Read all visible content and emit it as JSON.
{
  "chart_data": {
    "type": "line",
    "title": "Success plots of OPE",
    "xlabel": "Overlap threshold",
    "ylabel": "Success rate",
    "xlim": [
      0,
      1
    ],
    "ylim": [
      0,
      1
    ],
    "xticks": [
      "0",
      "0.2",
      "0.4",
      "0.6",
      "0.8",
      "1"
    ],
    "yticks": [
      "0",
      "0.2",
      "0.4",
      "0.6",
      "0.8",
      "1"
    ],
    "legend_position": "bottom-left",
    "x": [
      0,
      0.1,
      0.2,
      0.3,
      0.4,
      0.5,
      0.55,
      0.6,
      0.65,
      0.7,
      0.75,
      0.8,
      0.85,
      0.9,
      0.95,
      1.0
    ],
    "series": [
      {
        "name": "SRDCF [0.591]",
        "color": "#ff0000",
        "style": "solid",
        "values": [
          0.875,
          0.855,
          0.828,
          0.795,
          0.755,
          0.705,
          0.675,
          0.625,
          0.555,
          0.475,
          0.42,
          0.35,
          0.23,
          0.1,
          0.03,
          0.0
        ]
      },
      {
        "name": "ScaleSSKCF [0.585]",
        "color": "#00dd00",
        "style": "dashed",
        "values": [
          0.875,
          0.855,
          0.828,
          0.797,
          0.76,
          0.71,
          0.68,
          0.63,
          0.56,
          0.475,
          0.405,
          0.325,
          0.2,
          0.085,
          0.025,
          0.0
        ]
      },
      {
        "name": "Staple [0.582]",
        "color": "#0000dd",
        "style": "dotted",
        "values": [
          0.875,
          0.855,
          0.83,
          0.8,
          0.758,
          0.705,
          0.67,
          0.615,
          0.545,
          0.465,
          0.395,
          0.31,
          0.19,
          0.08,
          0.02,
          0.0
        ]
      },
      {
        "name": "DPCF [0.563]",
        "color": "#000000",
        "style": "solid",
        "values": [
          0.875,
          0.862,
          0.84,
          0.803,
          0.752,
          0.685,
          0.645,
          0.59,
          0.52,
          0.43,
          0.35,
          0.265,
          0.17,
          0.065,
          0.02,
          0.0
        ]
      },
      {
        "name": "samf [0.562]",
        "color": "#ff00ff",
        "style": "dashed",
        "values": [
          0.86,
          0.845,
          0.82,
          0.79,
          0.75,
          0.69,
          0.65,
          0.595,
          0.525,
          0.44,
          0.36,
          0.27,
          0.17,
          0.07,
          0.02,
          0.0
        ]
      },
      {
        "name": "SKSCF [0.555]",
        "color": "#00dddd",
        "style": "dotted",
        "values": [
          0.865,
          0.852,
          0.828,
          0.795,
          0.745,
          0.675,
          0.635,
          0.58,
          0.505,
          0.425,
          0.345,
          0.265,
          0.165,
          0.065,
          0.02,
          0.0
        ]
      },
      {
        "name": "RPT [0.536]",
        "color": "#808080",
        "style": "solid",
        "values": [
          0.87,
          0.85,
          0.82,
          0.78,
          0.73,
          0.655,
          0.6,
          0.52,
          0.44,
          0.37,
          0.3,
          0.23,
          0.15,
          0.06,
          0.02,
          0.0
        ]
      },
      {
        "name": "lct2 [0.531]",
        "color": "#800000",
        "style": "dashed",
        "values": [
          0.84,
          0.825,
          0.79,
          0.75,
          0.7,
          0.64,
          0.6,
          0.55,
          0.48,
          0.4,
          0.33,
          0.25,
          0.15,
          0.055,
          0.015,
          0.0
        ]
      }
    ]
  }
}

────────────────────

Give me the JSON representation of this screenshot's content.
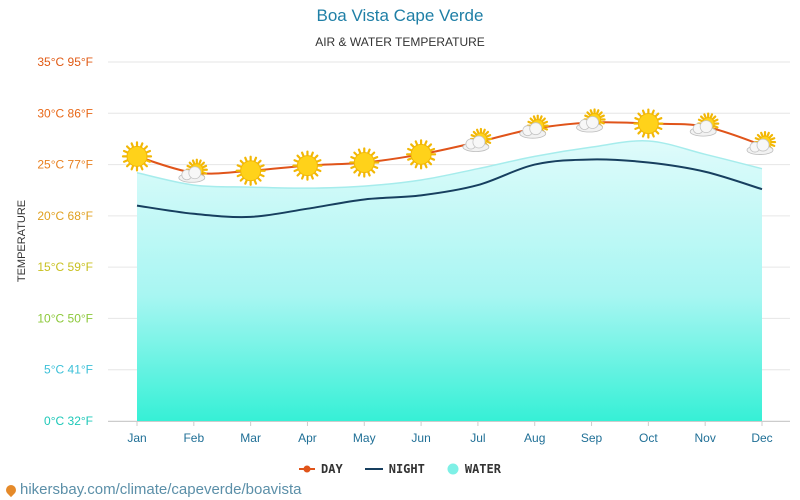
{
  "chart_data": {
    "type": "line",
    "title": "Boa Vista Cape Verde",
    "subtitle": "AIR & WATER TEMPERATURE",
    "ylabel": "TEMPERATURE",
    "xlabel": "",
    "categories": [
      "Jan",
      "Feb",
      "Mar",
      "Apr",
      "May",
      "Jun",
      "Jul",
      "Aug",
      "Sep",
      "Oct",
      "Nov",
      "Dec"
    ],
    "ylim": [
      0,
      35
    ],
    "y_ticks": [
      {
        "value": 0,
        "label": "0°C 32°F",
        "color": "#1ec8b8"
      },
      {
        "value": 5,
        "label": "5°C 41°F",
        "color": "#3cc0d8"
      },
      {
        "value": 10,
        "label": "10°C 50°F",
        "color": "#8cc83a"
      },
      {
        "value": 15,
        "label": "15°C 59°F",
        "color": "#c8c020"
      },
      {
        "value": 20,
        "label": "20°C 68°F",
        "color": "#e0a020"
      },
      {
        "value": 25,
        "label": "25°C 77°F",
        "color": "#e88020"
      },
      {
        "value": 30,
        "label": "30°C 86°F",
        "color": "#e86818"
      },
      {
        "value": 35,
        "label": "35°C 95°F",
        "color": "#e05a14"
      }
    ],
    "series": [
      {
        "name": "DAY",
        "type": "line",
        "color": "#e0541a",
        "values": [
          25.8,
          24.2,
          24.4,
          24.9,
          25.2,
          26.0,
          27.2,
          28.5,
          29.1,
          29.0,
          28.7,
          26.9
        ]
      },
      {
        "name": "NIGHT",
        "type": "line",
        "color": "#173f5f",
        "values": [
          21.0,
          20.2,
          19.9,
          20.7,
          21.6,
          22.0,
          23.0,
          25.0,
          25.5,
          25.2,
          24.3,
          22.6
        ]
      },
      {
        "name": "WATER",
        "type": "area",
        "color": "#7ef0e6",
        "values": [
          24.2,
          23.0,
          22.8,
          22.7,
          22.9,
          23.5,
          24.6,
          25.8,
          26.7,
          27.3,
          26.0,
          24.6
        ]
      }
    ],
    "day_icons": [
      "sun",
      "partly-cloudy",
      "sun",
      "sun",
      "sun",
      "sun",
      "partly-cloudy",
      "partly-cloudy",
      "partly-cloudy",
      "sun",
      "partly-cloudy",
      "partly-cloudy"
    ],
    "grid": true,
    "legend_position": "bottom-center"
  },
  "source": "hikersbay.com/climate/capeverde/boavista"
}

────────────────────

• Direction:
Look through the entries above for the word "ylabel". Copy every line where it shows up.

• Solution:
    "ylabel": "Success rate",
    "ylabel": "TEMPERATURE",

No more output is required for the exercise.